▸ **Given data**:
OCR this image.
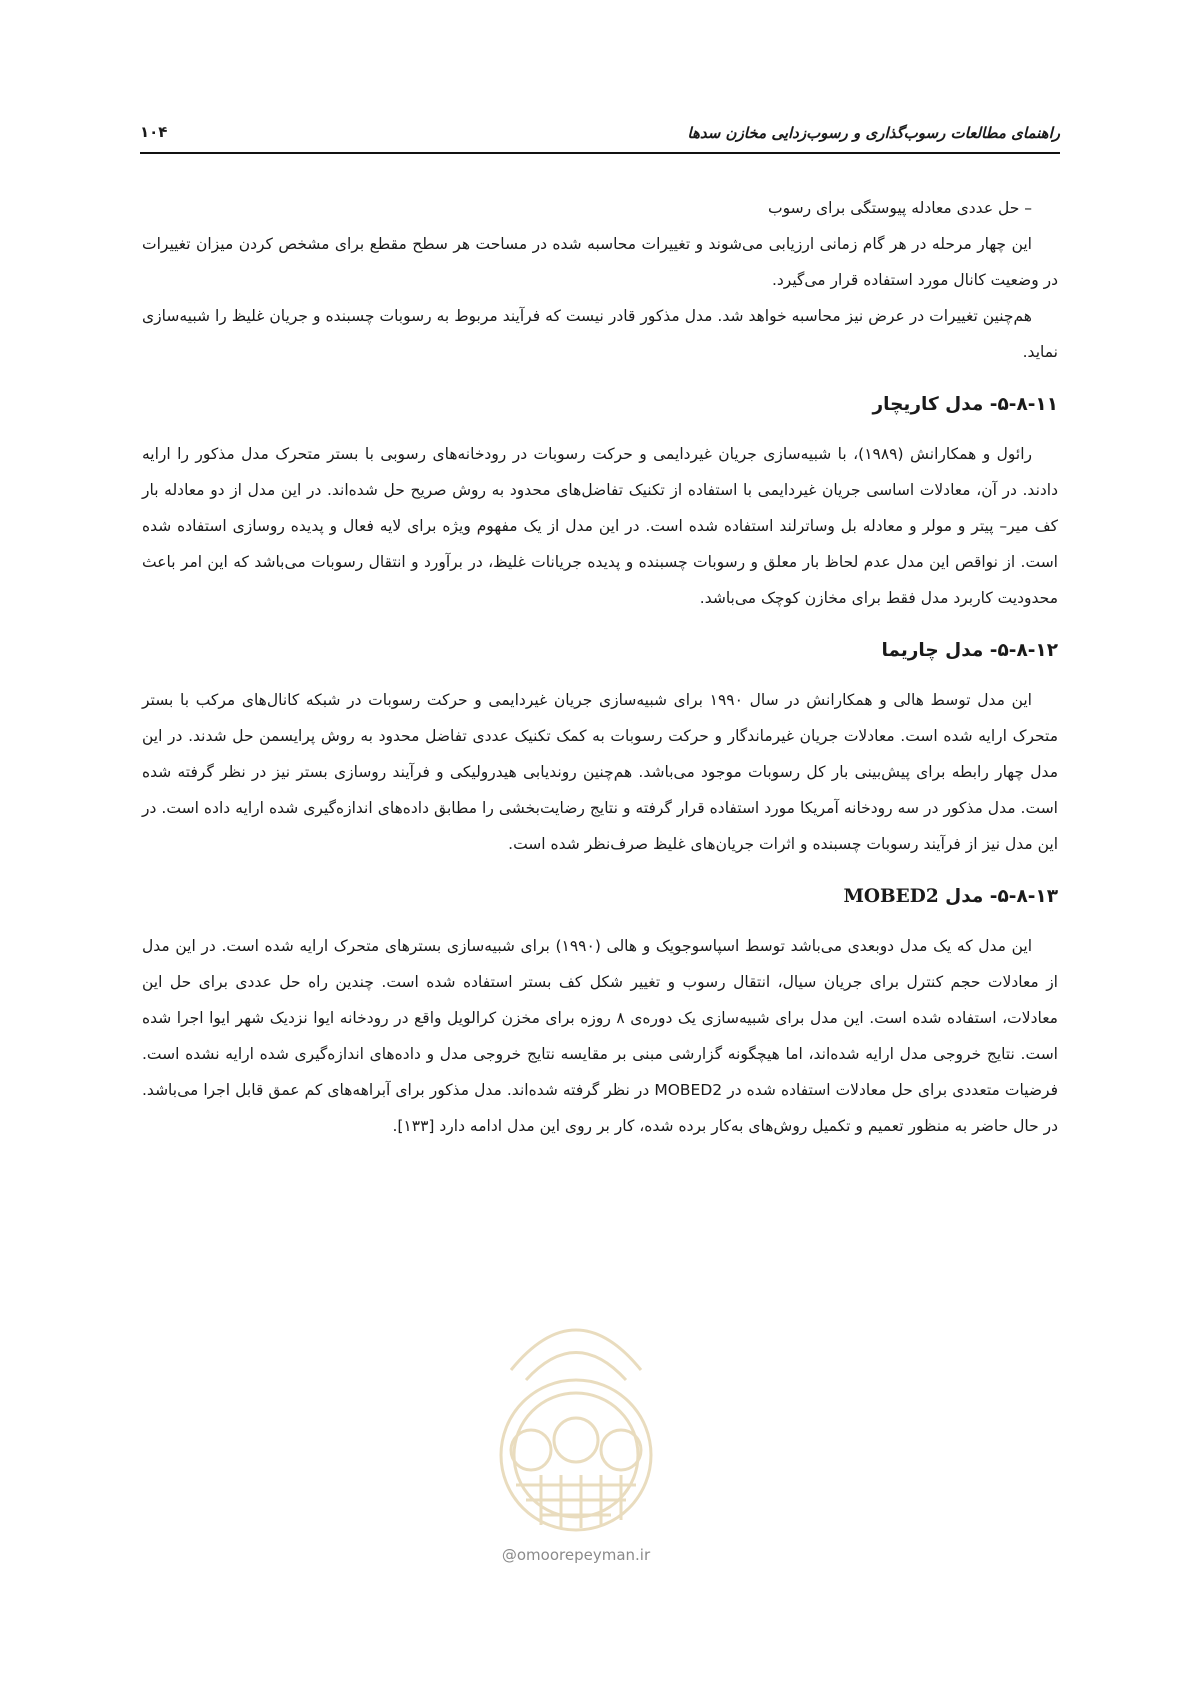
راهنمای مطالعات رسوب‌گذاری و رسوب‌زدایی مخازن سدها
۱۰۴

– حل عددی معادله پیوستگی برای رسوب

این چهار مرحله در هر گام زمانی ارزیابی می‌شوند و تغییرات محاسبه شده در مساحت هر سطح مقطع برای مشخص کردن میزان تغییرات در وضعیت کانال مورد استفاده قرار می‌گیرد.

هم‌چنین تغییرات در عرض نیز محاسبه خواهد شد. مدل مذکور قادر نیست که فرآیند مربوط به رسوبات چسبنده و جریان غلیظ را شبیه‌سازی نماید.

۵-۸-۱۱- مدل کاریچار

رائول و همکارانش (۱۹۸۹)، با شبیه‌سازی جریان غیردایمی و حرکت رسوبات در رودخانه‌های رسوبی با بستر متحرک مدل مذکور را ارایه دادند. در آن، معادلات اساسی جریان غیردایمی با استفاده از تکنیک تفاضل‌های محدود به روش صریح حل شده‌اند. در این مدل از دو معادله بار کف میر– پیتر و مولر و معادله بل وساترلند استفاده شده است. در این مدل از یک مفهوم ویژه برای لایه فعال و پدیده روسازی استفاده شده است. از نواقص این مدل عدم لحاظ بار معلق و رسوبات چسبنده و پدیده جریانات غلیظ، در برآورد و انتقال رسوبات می‌باشد که این امر باعث محدودیت کاربرد مدل فقط برای مخازن کوچک می‌باشد.

۵-۸-۱۲- مدل چاریما

این مدل توسط هالی و همکارانش در سال ۱۹۹۰ برای شبیه‌سازی جریان غیردایمی و حرکت رسوبات در شبکه کانال‌های مرکب با بستر متحرک ارایه شده است. معادلات جریان غیرماندگار و حرکت رسوبات به کمک تکنیک عددی تفاضل محدود به روش پرایسمن حل شدند. در این مدل چهار رابطه برای پیش‌بینی بار کل رسوبات موجود می‌باشد. هم‌چنین روندیابی هیدرولیکی و فرآیند روسازی بستر نیز در نظر گرفته شده است. مدل مذکور در سه رودخانه آمریکا مورد استفاده قرار گرفته و نتایج رضایت‌بخشی را مطابق داده‌های اندازه‌گیری شده ارایه داده است. در این مدل نیز از فرآیند رسوبات چسبنده و اثرات جریان‌های غلیظ صرف‌نظر شده است.

۵-۸-۱۳- مدل MOBED2

این مدل که یک مدل دوبعدی می‌باشد توسط اسپاسوجویک و هالی (۱۹۹۰) برای شبیه‌سازی بسترهای متحرک ارایه شده است. در این مدل از معادلات حجم کنترل برای جریان سیال، انتقال رسوب و تغییر شکل کف بستر استفاده شده است. چندین راه حل عددی برای حل این معادلات، استفاده شده است. این مدل برای شبیه‌سازی یک دوره‌ی ۸ روزه برای مخزن کرالویل واقع در رودخانه ایوا نزدیک شهر ایوا اجرا شده است. نتایج خروجی مدل ارایه شده‌اند، اما هیچگونه گزارشی مبنی بر مقایسه نتایج خروجی مدل و داده‌های اندازه‌گیری شده ارایه نشده است. فرضیات متعددی برای حل معادلات استفاده شده در MOBED2 در نظر گرفته شده‌اند. مدل مذکور برای آبراهه‌های کم عمق قابل اجرا می‌باشد. در حال حاضر به منظور تعمیم و تکمیل روش‌های به‌کار برده شده، کار بر روی این مدل ادامه دارد [۱۳۳].

@omoorepeyman.ir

▸ **Goal**: Count how many lines above include the word "هالی" and answer with that figure only.

▸ **Output of the exercise**: 2